● Directions
1. Write out the stretch from "ImageButterfly Effect frontman" through "responses and protestations." of the Thousand Needles In Red interview, substituting "testy" for "huffy".
2. List every line of the listing that contains the string "heard". Case counts.

● Excerpted passage
-------

ImageButterfly Effect frontman CLINT BOGE is gettting back in touch with his rock & roll roots via THOUSAND NEEDLES IN RED. The affable vocalist tells TOM HERSEY about the formation of the new band.

There is an unspoken rule governing interviews with musicians who are talking about their “new” bands. Like a John Cleese ‘don’t-mention-the-war’ scenario. Questions about the previous, invariably more popular, band can often be greeted with huffy responses and protestations.

This isn’t the case when Clint Boge, a man who cut his teeth in fronting acclaimed hard rock act The Butterfly Effect, gets in touch to talk about Thousand Needles In Red. In fact, Boge admits to have involved himself in Thousand Needles as soon as he heard demo recordings because it reminded him of the salad days of TBE. “As I heard it I thought, ‘fuck man, this sounds like the old Butterfly Effect stuff. I’ve gotta do this.’ It was kind of like a chance to relive my childhood. It made me reminisce about The Butterfly Effect; how that was such an exciting time in my life. We were thinking at the time, let’s do it, let’s have a crack. At the very worst we’ll have some fun and write an EP.”

But where The Butterfly Effect cut their debut EP under comparatively meagre circumstances, Thousand Needles In Red went a different route. Where most bands working on their first EP would be scraping together cash to record at the studio closest to their practice space, Boge and Thousand Needles In Red travelled to Los Angeles to record on hallowed nu-metal ground, NRG Studios, and enjoy the all the spoils of the City of Angels. “We stayed at this amazing, off the hook party house. We were hanging out with movie producers and porn actresses. We’d go out and we’d be sitting just across from Dave Navarro, Brent from Mastodon and Lemmy. It was crazy. This is what we were enveloped in while we were there.”

-------

● Task inputs
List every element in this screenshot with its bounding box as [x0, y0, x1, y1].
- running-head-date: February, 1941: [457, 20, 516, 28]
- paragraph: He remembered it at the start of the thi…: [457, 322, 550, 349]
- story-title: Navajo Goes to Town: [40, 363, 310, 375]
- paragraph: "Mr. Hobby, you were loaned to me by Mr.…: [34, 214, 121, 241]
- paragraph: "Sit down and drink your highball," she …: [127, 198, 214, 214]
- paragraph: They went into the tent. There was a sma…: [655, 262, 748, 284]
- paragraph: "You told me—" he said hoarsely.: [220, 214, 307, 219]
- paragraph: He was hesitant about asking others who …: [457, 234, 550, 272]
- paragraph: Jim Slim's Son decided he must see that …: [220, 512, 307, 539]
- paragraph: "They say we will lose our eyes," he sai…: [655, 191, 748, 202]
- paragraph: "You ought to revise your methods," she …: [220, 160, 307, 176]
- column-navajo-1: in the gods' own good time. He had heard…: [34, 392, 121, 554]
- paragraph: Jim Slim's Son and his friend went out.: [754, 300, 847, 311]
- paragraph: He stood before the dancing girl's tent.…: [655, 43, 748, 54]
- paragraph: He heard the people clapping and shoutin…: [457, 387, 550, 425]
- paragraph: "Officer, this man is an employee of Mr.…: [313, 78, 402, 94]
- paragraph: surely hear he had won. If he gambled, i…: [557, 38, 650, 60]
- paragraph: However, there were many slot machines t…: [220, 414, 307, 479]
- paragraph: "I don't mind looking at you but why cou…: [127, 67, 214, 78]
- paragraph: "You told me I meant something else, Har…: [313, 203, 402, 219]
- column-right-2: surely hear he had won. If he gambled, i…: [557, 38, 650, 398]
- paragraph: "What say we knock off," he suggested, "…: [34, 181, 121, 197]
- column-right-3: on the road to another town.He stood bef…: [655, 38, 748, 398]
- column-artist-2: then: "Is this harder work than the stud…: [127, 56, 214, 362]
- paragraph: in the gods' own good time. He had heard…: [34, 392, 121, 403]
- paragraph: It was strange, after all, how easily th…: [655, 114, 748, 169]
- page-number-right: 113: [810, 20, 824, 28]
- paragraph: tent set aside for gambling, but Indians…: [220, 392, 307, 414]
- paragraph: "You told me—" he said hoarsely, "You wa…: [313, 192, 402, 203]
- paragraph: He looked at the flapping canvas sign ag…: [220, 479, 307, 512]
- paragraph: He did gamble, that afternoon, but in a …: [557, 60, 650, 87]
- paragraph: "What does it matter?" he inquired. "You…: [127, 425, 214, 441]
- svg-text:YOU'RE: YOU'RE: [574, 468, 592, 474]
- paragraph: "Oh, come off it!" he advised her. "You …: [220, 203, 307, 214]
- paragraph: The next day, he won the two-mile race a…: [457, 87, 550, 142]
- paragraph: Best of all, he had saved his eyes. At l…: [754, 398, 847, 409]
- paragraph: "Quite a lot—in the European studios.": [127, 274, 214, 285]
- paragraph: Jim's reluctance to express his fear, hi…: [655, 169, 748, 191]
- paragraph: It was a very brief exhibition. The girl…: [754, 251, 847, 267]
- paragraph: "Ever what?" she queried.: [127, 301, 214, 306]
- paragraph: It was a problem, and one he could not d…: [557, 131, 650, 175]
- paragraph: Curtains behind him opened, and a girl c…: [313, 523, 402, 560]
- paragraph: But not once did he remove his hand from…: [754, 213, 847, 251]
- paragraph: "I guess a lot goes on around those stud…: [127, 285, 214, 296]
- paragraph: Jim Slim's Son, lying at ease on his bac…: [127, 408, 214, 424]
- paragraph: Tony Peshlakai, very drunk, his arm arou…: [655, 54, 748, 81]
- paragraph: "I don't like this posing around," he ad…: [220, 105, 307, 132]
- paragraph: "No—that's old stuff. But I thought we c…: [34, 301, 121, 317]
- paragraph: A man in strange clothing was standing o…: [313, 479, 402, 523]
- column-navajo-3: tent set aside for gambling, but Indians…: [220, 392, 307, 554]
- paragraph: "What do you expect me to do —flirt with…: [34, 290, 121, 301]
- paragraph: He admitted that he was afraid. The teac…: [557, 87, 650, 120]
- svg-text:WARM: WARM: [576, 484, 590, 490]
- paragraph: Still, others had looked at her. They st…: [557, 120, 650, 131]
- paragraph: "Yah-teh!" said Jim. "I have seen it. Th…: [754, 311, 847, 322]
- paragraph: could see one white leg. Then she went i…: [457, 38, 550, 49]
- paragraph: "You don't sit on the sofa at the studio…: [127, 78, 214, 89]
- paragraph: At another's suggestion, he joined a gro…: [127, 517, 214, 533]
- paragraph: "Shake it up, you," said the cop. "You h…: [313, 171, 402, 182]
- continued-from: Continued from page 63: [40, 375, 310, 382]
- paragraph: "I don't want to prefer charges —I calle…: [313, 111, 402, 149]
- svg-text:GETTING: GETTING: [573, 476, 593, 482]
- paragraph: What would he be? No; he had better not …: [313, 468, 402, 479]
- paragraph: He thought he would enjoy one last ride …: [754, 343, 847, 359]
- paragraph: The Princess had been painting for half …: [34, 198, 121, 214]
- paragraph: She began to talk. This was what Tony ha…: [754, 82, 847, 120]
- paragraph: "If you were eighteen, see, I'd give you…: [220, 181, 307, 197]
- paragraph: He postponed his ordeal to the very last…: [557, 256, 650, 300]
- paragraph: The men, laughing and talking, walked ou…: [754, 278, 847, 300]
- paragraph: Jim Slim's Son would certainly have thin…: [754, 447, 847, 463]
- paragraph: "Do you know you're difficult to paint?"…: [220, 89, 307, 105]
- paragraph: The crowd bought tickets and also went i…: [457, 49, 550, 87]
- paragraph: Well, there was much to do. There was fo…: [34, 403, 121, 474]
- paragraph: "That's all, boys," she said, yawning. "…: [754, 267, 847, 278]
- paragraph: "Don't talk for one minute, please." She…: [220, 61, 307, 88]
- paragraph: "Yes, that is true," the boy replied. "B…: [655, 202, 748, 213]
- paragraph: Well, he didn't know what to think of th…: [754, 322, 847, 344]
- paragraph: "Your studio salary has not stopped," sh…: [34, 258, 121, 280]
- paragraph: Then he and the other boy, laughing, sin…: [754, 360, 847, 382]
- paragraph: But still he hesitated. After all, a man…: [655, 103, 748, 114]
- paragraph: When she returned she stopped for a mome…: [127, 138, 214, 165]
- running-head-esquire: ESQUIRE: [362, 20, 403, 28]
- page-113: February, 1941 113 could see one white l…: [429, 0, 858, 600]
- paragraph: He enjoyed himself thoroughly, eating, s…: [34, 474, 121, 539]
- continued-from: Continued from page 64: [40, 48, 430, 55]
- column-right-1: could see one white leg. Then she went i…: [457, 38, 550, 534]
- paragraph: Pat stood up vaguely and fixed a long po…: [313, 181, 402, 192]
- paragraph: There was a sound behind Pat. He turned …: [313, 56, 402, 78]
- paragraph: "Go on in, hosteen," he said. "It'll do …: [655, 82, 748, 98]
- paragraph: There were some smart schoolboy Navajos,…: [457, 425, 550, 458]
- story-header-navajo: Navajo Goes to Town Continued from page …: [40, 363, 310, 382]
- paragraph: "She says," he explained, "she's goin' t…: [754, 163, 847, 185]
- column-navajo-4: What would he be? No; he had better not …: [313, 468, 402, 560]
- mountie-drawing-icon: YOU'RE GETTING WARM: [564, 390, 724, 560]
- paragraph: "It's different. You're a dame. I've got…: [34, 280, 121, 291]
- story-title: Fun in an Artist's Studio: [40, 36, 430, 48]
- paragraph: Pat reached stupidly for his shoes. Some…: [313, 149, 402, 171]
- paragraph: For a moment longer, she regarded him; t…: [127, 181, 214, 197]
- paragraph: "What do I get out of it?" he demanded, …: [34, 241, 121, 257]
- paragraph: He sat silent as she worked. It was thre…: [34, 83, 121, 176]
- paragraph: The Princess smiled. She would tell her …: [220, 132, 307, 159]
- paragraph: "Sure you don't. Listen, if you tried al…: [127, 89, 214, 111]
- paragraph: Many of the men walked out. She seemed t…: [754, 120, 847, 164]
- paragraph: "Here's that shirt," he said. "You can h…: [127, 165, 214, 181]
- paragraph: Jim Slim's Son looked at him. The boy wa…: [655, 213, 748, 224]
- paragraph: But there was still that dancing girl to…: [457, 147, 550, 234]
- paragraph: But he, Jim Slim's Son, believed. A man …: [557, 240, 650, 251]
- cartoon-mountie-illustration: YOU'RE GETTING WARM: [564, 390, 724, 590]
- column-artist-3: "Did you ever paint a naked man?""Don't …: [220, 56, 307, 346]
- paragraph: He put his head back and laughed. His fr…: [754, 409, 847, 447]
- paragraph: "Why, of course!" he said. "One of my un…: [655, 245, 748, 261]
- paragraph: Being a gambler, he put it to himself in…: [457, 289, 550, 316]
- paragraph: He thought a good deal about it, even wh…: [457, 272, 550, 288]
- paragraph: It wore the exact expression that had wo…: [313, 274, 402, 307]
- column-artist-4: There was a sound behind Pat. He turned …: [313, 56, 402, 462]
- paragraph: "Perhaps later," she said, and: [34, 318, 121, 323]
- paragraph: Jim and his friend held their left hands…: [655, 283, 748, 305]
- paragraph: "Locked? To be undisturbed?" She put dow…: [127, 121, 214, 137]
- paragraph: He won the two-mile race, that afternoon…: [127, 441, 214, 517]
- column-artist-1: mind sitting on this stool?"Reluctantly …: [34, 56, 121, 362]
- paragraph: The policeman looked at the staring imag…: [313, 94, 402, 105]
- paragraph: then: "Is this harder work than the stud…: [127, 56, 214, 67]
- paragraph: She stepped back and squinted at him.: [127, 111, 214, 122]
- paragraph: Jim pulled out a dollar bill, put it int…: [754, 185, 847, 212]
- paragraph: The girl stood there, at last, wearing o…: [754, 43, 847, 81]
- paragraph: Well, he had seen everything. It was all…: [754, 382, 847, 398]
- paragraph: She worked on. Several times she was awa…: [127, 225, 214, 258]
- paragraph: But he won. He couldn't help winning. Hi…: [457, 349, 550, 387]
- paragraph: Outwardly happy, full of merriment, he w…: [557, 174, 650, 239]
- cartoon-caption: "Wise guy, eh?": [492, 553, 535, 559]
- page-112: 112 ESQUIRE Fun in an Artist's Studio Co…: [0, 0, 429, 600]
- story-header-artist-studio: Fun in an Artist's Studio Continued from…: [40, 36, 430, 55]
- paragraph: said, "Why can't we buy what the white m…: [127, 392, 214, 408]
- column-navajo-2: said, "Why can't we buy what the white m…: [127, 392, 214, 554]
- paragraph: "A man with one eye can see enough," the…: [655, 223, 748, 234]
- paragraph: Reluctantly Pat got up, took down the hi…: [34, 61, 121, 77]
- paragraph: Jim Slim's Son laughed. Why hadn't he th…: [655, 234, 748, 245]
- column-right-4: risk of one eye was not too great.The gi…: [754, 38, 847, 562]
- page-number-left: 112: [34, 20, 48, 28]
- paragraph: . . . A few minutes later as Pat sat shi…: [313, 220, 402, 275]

-------

● Per-task outputs
1.
ImageButterfly Effect frontman CLINT BOGE is gettting back in touch with his rock & roll roots via THOUSAND NEEDLES IN RED. The affable vocalist tells TOM HERSEY about the formation of the new band.

There is an unspoken rule governing interviews with musicians who are talking about their “new” bands. Like a John Cleese ‘don’t-mention-the-war’ scenario. Questions about the previous, invariably more popular, band can often be greeted with testy responses and protestations.

2.
- column-navajo-1: in the gods' own good time. He had heard…: [34, 392, 121, 554]
- paragraph: He heard the people clapping and shoutin…: [457, 387, 550, 425]
- paragraph: in the gods' own good time. He had heard…: [34, 392, 121, 403]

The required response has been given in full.